Identify the lines that contain the word "they", then copy them.

● ● ● ● ● ● ●

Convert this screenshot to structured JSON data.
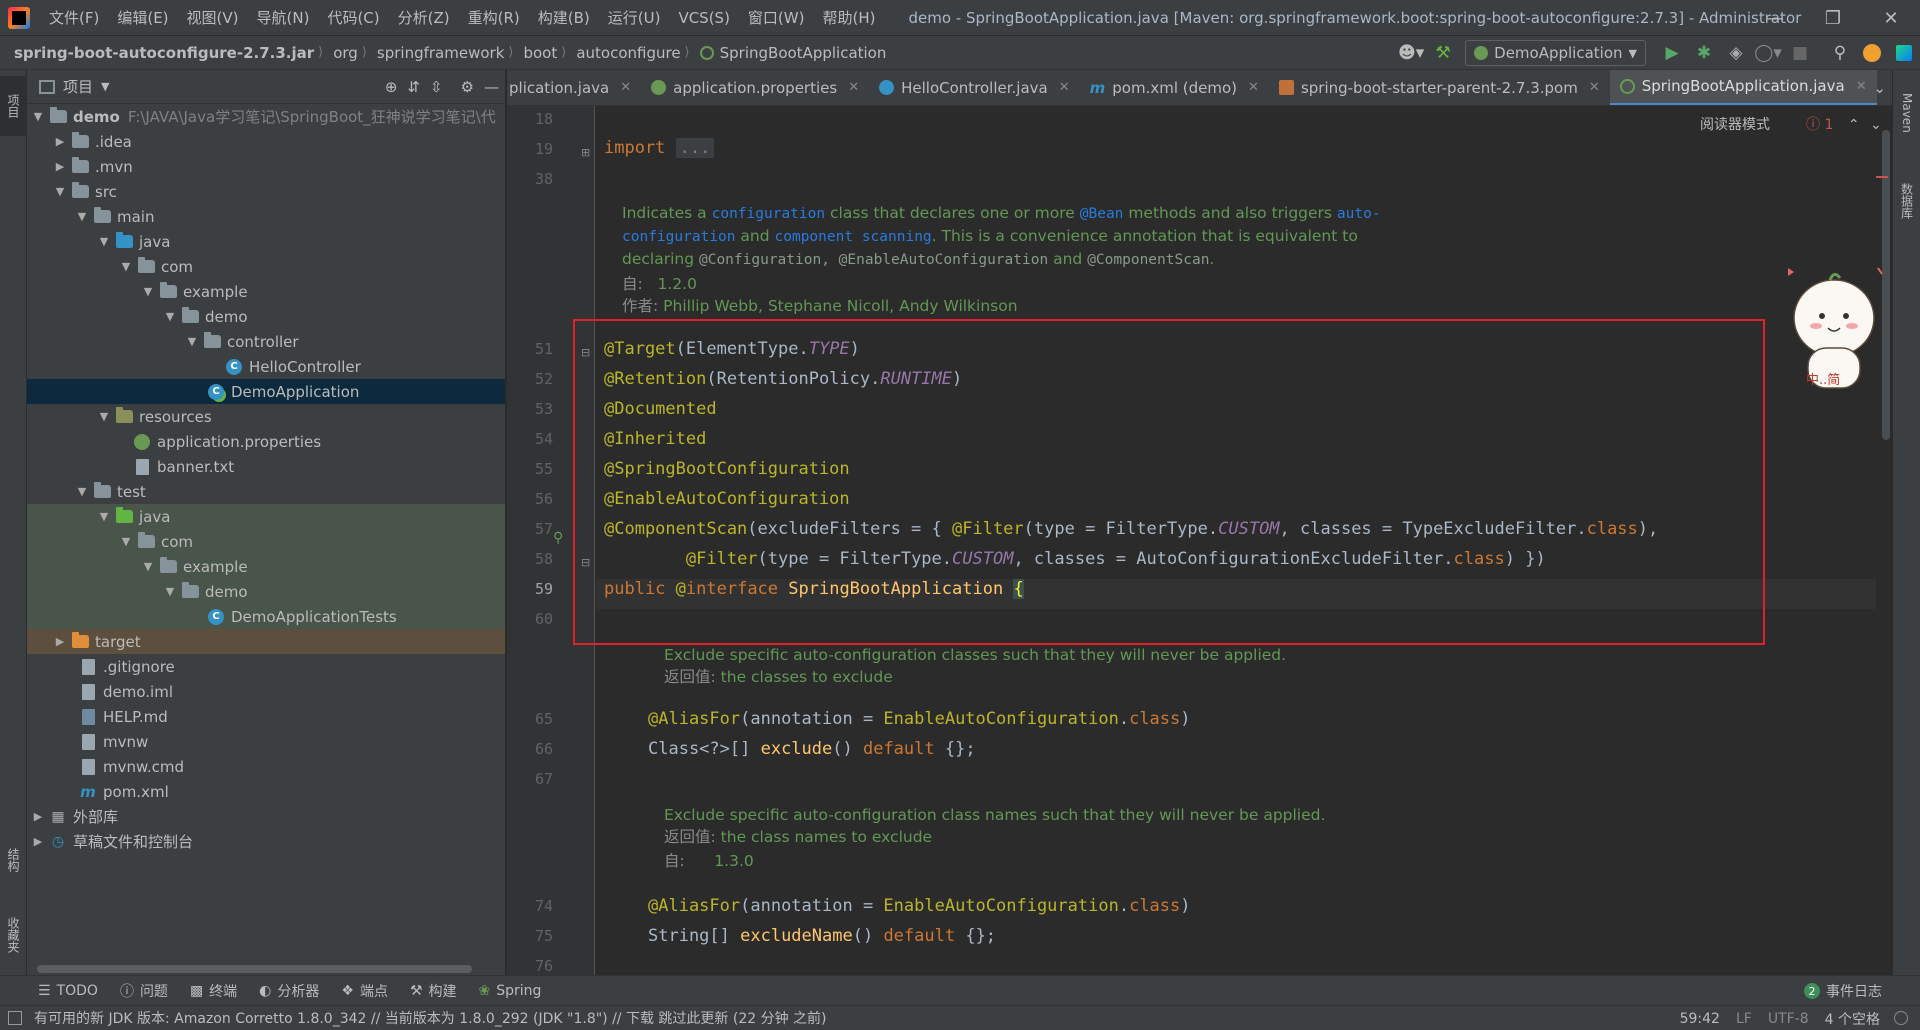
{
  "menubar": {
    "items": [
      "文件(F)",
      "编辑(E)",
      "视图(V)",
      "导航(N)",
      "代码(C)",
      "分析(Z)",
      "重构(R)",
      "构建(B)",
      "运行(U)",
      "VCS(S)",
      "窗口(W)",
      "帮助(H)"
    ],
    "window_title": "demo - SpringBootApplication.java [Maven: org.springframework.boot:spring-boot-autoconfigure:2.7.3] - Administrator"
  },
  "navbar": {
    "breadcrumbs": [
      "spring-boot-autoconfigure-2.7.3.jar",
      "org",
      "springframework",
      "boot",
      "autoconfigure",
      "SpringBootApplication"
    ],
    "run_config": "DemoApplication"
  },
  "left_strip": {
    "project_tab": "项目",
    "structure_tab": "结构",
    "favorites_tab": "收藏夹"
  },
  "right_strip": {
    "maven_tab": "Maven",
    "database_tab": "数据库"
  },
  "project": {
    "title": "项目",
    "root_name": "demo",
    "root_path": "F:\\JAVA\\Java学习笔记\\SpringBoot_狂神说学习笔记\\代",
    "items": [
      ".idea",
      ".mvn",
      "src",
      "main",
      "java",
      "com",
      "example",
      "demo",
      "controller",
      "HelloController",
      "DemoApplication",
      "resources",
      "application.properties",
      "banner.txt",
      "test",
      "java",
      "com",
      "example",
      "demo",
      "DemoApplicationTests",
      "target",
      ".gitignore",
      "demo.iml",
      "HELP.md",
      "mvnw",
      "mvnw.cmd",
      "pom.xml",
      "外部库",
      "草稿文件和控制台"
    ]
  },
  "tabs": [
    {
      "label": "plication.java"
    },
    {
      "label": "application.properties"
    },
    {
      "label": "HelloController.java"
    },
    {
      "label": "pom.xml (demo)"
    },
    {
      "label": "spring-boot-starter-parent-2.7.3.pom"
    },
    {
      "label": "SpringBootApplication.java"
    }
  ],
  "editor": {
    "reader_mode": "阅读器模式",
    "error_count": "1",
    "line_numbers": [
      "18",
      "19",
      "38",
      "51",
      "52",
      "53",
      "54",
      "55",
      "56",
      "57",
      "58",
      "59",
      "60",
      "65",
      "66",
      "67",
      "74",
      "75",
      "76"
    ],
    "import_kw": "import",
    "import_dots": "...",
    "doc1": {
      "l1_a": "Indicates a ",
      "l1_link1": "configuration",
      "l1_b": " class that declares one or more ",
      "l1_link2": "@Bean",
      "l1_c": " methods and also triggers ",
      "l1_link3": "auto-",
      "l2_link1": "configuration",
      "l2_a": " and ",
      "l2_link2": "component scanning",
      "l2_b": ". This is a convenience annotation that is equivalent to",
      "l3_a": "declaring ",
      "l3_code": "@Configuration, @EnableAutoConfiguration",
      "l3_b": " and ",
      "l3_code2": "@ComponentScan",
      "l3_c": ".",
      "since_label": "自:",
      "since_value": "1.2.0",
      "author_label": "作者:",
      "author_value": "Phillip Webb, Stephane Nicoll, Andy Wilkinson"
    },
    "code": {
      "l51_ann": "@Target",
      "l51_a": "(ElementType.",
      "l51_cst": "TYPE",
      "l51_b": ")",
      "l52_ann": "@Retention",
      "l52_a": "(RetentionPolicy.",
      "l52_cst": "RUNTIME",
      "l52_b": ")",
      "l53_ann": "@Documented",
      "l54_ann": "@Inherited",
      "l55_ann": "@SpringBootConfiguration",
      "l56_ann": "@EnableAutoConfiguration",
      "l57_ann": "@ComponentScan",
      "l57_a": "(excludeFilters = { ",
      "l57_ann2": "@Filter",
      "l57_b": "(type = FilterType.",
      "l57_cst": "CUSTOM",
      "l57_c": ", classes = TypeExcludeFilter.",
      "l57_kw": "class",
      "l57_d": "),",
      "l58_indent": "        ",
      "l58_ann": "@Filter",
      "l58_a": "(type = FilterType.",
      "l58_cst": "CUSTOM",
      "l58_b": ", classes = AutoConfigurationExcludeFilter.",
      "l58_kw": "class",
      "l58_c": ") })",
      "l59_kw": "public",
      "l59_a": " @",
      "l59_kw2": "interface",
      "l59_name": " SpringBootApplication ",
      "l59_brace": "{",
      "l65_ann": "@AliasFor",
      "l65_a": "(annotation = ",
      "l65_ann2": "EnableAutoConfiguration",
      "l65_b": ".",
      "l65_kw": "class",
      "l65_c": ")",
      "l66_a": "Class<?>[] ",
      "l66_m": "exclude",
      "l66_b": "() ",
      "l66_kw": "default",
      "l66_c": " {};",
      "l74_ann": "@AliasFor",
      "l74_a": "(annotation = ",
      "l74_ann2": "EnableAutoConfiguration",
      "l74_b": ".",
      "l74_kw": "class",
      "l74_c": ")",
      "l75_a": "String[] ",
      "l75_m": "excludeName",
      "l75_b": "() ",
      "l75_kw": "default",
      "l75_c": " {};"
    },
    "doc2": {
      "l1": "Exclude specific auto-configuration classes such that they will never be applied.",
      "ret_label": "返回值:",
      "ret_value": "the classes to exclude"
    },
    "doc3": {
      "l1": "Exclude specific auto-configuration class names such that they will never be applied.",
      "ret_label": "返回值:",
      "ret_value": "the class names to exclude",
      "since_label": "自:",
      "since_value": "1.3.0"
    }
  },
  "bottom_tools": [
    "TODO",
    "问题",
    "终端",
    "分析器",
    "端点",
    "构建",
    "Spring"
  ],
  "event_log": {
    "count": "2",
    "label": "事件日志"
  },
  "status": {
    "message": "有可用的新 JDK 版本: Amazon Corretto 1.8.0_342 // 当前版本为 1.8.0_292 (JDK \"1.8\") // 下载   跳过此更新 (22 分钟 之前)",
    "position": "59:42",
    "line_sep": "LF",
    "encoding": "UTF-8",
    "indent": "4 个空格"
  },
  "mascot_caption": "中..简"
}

● ● ● ● ● ● ●

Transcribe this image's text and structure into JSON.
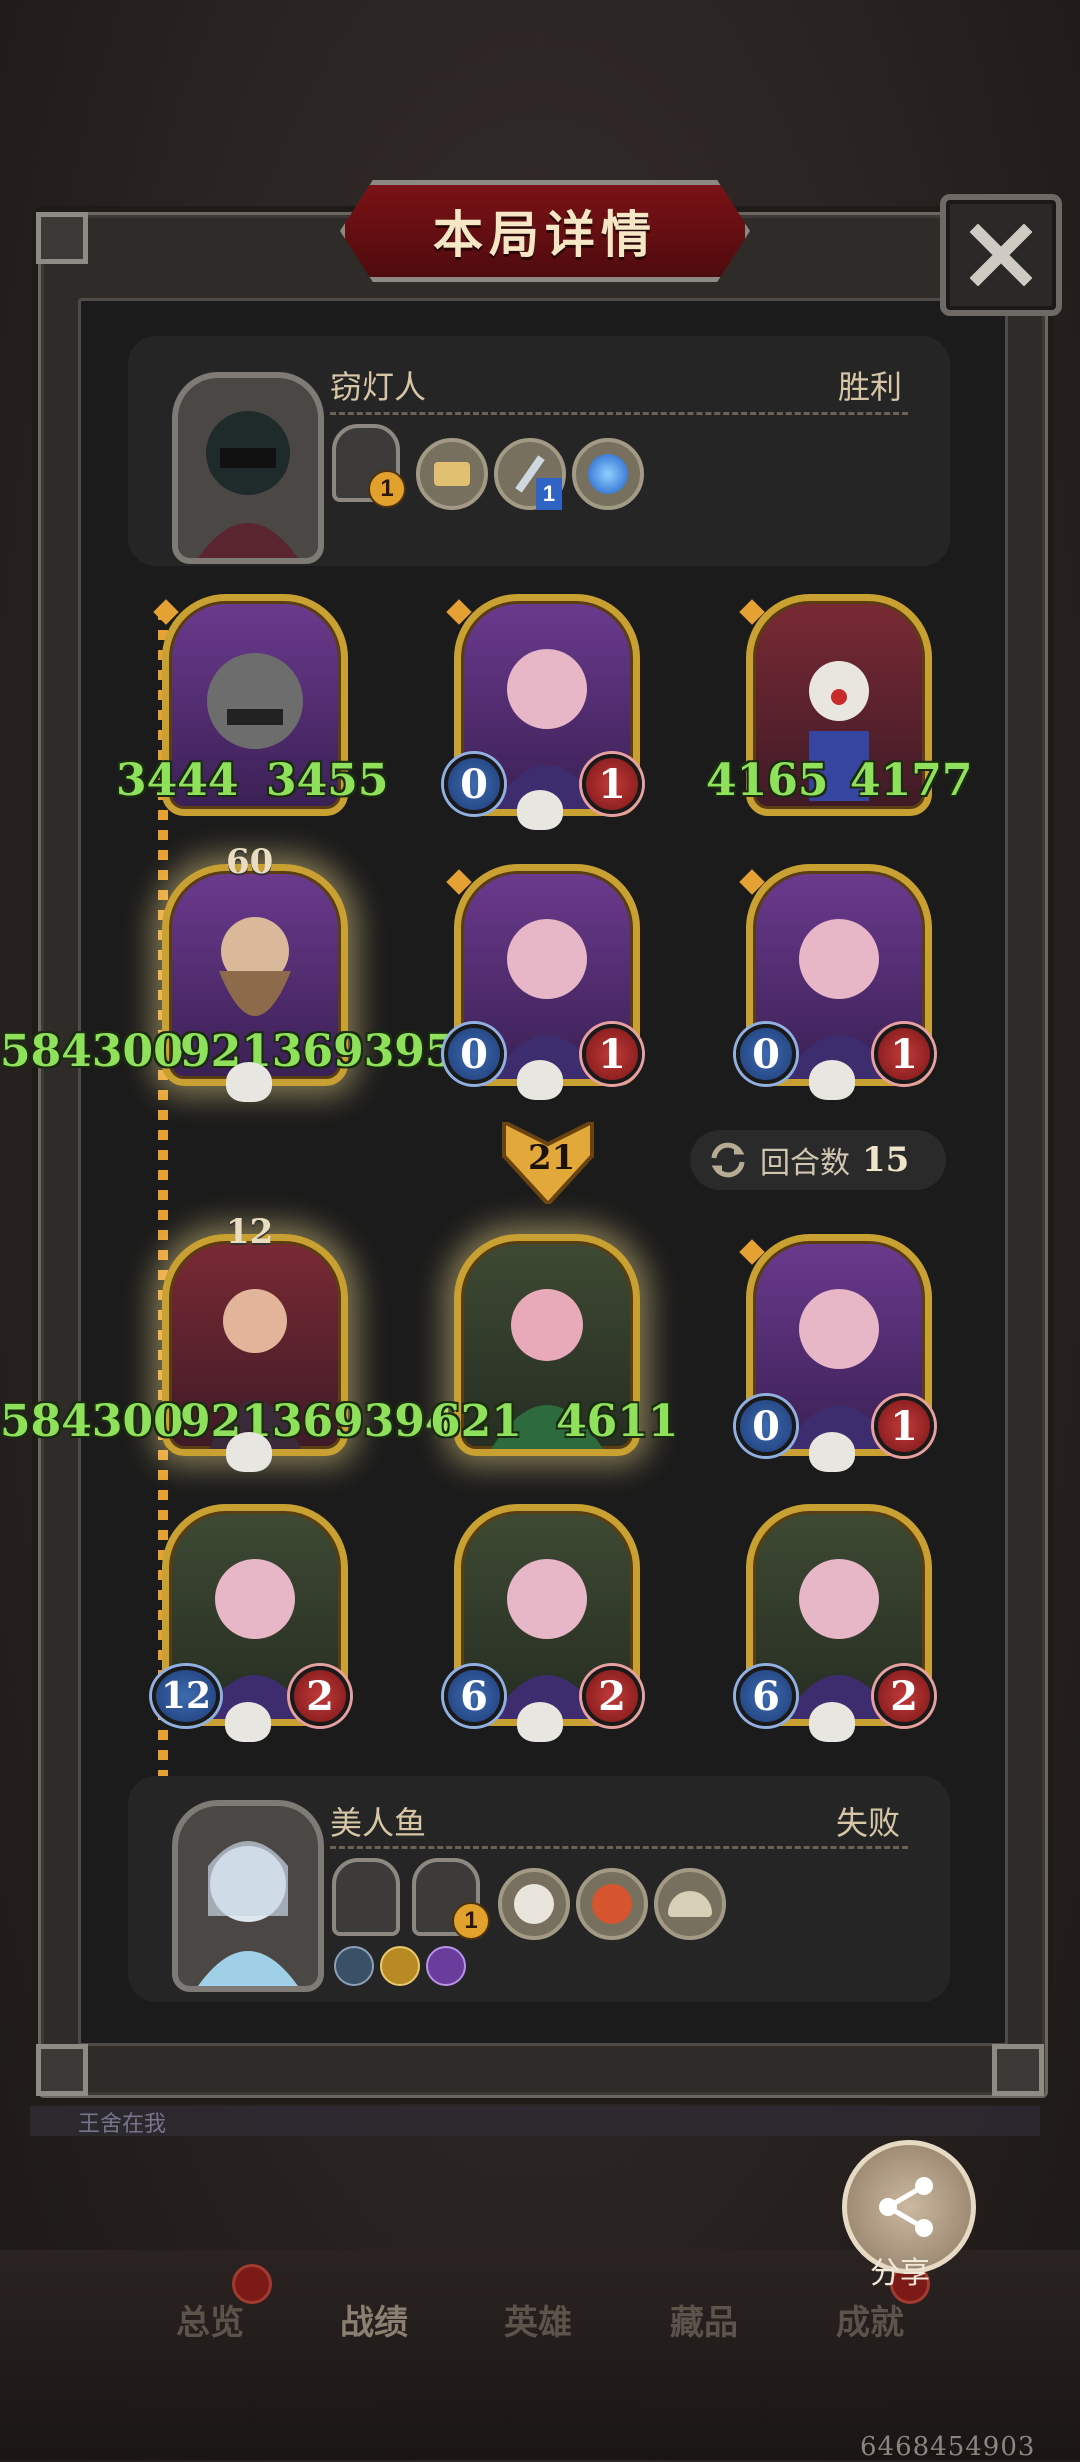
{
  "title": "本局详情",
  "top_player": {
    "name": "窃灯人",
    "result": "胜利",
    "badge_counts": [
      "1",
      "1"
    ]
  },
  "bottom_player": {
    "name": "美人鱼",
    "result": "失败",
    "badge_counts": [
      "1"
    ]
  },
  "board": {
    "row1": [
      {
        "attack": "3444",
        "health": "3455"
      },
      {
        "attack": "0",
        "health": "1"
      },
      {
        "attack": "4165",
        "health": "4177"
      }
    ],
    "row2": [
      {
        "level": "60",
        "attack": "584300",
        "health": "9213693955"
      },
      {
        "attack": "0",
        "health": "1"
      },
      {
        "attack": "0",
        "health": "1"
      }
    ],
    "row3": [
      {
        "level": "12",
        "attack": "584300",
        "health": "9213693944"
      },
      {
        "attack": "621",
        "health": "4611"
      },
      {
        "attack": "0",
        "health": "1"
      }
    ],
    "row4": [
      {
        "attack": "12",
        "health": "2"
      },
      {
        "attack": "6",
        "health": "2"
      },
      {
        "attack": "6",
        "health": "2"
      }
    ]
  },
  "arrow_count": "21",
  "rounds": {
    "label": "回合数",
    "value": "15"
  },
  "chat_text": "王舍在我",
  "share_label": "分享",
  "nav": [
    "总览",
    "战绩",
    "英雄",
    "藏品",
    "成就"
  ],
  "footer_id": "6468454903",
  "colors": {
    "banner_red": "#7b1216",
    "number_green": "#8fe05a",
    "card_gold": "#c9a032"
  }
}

● ● ● ● ● ● ●

## RESULT
      "l1": "Exclude specific auto-configuration classes such that they will never be applied.",
      "l1": "Exclude specific auto-configuration class names such that they will never be applied.",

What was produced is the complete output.